### CHALLENGE
Reproduce verbatim the final portion of the material below, from the line containing "Enumerate this screenshot's" through its last line, and nothing else.

### DATA ENTRIES

###

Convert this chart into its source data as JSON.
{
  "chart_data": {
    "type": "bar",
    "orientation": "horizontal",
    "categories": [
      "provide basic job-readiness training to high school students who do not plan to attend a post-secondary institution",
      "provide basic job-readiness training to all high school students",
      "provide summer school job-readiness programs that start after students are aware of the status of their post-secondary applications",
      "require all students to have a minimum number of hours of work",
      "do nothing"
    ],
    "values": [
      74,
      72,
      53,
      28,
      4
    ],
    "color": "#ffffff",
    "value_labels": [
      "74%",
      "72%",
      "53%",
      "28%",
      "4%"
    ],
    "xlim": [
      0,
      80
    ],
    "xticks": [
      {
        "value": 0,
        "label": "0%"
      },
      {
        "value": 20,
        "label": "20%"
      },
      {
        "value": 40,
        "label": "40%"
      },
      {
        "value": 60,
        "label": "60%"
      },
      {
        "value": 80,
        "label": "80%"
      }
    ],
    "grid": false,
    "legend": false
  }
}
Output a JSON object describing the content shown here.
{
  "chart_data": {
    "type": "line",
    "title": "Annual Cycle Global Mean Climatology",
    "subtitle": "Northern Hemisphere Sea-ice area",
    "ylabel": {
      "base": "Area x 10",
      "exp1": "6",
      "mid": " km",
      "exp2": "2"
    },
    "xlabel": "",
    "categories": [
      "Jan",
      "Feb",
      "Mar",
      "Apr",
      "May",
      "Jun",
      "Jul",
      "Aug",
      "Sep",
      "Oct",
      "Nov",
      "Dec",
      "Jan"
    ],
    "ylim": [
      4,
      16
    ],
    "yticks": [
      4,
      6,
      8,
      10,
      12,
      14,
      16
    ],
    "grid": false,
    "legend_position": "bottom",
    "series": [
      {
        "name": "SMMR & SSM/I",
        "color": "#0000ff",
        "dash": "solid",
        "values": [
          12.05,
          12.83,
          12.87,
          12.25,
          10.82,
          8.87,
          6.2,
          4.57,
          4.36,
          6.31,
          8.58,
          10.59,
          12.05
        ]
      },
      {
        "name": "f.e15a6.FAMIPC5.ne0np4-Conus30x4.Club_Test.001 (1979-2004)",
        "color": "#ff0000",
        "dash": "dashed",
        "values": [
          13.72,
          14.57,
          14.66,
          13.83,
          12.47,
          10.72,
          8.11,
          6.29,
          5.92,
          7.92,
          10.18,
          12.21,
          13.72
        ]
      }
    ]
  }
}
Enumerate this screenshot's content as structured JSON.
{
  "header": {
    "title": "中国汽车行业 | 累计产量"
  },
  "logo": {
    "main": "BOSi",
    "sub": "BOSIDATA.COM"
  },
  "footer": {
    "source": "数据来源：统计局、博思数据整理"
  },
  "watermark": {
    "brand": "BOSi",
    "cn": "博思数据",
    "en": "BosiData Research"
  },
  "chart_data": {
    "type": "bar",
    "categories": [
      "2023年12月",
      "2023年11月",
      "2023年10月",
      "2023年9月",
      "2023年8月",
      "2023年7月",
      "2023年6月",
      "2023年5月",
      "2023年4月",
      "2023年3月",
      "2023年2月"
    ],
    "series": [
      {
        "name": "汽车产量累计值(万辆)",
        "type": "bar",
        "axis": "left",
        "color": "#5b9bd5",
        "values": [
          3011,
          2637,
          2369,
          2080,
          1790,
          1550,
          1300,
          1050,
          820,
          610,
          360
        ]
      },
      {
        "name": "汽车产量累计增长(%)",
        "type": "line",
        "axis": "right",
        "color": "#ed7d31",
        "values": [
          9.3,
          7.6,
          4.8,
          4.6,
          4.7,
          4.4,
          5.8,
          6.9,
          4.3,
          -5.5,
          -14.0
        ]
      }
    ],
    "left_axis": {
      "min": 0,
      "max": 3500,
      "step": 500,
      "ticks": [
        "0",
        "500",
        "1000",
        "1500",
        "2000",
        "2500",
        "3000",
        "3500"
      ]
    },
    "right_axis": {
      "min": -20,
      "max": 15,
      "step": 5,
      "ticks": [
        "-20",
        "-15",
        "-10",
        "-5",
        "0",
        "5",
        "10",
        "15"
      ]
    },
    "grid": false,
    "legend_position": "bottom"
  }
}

###

### EXERCISE RESPONSE
Enumerate this screenshot's content as structured JSON.
{
  "header": {
    "title": "中国汽车行业 | 累计产量"
  },
  "logo": {
    "main": "BOSi",
    "sub": "BOSIDATA.COM"
  },
  "footer": {
    "source": "数据来源：统计局、博思数据整理"
  },
  "watermark": {
    "brand": "BOSi",
    "cn": "博思数据",
    "en": "BosiData Research"
  },
  "chart_data": {
    "type": "bar",
    "categories": [
      "2023年12月",
      "2023年11月",
      "2023年10月",
      "2023年9月",
      "2023年8月",
      "2023年7月",
      "2023年6月",
      "2023年5月",
      "2023年4月",
      "2023年3月",
      "2023年2月"
    ],
    "series": [
      {
        "name": "汽车产量累计值(万辆)",
        "type": "bar",
        "axis": "left",
        "color": "#5b9bd5",
        "values": [
          3011,
          2637,
          2369,
          2080,
          1790,
          1550,
          1300,
          1050,
          820,
          610,
          360
        ]
      },
      {
        "name": "汽车产量累计增长(%)",
        "type": "line",
        "axis": "right",
        "color": "#ed7d31",
        "values": [
          9.3,
          7.6,
          4.8,
          4.6,
          4.7,
          4.4,
          5.8,
          6.9,
          4.3,
          -5.5,
          -14.0
        ]
      }
    ],
    "left_axis": {
      "min": 0,
      "max": 3500,
      "step": 500,
      "ticks": [
        "0",
        "500",
        "1000",
        "1500",
        "2000",
        "2500",
        "3000",
        "3500"
      ]
    },
    "right_axis": {
      "min": -20,
      "max": 15,
      "step": 5,
      "ticks": [
        "-20",
        "-15",
        "-10",
        "-5",
        "0",
        "5",
        "10",
        "15"
      ]
    },
    "grid": false,
    "legend_position": "bottom"
  }
}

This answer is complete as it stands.